Saved data entries:
════

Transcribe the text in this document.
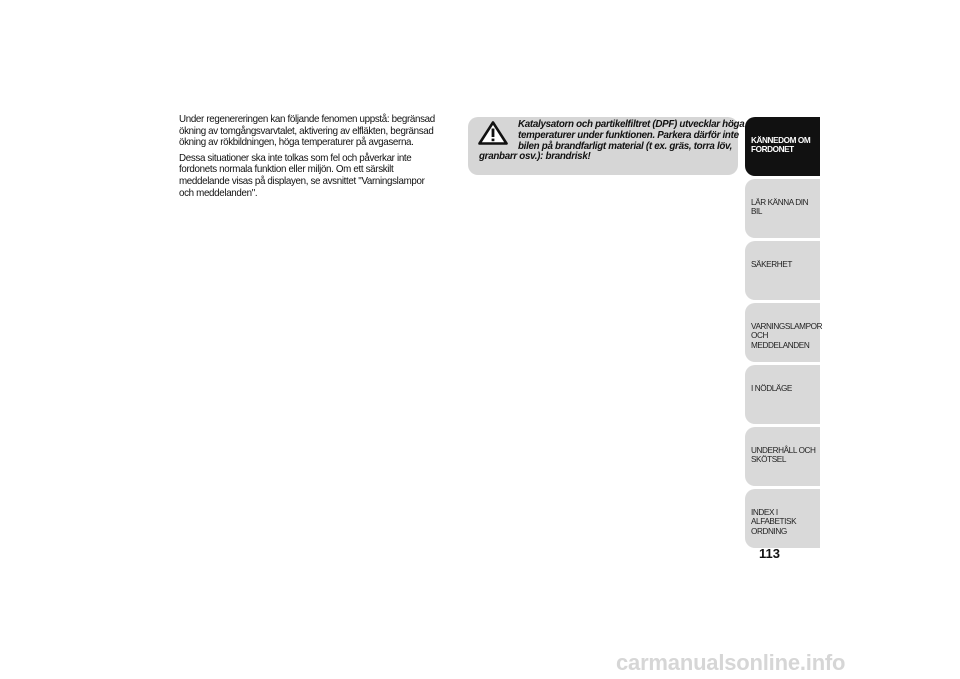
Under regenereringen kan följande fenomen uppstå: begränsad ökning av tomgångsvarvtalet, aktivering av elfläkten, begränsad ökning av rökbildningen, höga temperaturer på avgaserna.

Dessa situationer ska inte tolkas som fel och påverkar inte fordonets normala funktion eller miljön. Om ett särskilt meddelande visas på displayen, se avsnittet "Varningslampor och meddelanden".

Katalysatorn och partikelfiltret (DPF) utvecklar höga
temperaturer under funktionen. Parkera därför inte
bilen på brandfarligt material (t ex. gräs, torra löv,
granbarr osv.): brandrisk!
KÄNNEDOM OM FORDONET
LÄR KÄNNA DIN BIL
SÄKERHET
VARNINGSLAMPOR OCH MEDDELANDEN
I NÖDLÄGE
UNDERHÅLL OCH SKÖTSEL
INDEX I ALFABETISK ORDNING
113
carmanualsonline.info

════

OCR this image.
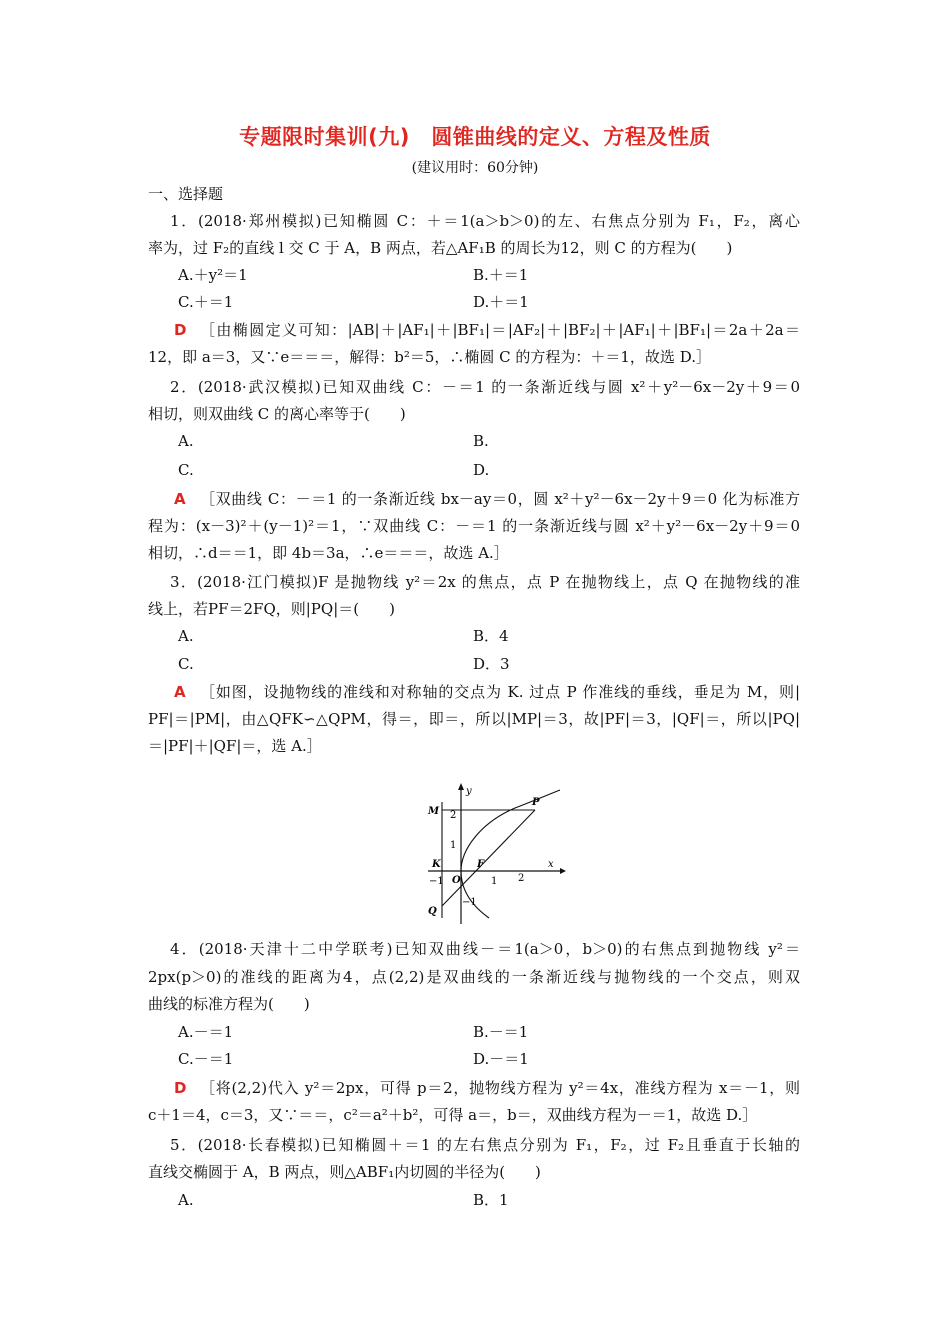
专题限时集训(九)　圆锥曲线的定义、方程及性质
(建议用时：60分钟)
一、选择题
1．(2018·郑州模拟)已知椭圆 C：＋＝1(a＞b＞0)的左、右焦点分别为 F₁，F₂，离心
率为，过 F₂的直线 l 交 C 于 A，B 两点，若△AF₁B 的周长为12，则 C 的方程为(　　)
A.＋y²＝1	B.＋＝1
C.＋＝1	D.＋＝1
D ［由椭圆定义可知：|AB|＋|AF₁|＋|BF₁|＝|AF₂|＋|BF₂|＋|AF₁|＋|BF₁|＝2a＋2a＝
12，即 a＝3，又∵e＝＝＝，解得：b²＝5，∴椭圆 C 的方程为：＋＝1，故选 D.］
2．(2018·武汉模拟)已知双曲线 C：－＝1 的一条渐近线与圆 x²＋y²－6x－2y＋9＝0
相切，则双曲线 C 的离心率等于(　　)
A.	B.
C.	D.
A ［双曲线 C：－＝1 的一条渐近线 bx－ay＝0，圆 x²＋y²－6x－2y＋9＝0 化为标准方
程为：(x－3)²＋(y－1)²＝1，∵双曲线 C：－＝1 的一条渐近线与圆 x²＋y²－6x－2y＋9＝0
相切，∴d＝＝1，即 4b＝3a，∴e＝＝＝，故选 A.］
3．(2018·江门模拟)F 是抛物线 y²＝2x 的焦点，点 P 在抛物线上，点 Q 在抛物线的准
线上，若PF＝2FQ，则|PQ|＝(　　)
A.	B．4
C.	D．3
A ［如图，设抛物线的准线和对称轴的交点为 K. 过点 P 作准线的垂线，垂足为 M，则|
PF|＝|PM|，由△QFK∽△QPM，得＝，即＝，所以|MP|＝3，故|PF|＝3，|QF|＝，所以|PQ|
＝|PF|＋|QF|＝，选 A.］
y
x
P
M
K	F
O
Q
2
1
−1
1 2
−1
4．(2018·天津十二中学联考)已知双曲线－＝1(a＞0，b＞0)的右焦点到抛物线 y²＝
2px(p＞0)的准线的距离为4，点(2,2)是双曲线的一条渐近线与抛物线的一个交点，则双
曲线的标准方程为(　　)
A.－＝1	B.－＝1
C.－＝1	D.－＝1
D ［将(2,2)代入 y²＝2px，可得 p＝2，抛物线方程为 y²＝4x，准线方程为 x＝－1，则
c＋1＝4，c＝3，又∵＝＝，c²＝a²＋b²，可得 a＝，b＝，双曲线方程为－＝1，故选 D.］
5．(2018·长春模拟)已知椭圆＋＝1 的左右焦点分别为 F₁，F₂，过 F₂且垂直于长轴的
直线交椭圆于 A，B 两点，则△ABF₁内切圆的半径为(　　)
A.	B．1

════

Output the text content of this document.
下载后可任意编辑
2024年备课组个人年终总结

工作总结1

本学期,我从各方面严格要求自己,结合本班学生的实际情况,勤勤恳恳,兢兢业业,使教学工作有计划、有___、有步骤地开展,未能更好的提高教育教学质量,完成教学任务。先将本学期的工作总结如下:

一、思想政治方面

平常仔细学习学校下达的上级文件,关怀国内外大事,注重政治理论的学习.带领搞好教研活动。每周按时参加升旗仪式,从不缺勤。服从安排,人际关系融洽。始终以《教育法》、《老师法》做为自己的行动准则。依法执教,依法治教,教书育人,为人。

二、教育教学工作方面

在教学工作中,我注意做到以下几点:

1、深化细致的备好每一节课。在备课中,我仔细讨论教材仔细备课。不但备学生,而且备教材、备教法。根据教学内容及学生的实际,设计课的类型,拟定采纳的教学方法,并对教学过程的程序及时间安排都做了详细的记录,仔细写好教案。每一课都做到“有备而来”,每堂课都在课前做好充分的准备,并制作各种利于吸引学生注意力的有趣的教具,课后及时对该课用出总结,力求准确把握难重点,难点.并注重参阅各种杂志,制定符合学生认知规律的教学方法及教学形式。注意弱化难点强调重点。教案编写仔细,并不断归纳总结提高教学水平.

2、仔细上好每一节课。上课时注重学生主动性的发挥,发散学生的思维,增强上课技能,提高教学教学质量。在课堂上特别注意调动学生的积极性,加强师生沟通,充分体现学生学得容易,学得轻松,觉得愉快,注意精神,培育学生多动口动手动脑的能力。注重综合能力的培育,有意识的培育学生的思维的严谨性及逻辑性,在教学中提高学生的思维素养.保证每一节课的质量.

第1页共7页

════

## REQUIRED TASK:
Find the lines above that contain the word "已知双曲线" and collect them.

## WRITTEN REPLY:
2．(2018·武汉模拟)已知双曲线 C：－＝1 的一条渐近线与圆 x²＋y²－6x－2y＋9＝0
4．(2018·天津十二中学联考)已知双曲线－＝1(a＞0，b＞0)的右焦点到抛物线 y²＝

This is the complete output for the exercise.